** START OF Input for this task **

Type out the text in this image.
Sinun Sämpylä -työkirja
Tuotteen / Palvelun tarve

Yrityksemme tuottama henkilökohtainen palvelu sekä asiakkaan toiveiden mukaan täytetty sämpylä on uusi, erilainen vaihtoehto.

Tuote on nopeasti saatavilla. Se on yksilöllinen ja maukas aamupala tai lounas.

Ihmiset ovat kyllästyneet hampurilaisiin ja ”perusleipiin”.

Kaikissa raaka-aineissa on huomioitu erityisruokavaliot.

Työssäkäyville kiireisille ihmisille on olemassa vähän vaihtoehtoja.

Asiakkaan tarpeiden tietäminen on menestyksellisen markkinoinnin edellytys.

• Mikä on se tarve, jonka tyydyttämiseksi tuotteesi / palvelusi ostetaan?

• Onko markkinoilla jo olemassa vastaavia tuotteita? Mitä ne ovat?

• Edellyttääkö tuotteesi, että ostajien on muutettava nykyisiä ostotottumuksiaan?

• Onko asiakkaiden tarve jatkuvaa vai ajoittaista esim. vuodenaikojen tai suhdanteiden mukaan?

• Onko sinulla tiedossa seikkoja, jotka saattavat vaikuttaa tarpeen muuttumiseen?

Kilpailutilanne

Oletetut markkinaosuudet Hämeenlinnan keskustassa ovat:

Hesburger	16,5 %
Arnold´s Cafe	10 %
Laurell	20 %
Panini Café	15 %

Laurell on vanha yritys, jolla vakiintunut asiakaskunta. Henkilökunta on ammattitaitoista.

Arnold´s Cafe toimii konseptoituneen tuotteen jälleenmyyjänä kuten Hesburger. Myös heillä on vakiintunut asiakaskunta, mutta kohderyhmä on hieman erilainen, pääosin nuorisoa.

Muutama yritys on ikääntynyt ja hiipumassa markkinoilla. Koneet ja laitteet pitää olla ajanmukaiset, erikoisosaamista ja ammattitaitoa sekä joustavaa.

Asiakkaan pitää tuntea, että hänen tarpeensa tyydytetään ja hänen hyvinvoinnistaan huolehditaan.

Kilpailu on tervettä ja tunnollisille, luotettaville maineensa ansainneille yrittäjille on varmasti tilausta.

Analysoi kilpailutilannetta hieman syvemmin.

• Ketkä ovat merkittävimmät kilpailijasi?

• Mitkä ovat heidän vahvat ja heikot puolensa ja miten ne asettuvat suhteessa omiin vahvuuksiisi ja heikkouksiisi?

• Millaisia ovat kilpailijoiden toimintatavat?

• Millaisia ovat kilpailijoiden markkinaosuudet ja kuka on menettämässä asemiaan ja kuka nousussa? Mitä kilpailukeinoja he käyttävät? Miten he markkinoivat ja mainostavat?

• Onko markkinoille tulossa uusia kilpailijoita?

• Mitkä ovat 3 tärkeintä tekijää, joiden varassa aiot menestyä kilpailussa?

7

** END OF Input for this task **

Exercise: Check the data for the word "tuotteesi" and pull out the lines that have it.

Response to the exercise:
• Mikä on se tarve, jonka tyydyttämiseksi tuotteesi / palvelusi ostetaan?
• Edellyttääkö tuotteesi, että ostajien on muutettava nykyisiä ostotottumuksiaan?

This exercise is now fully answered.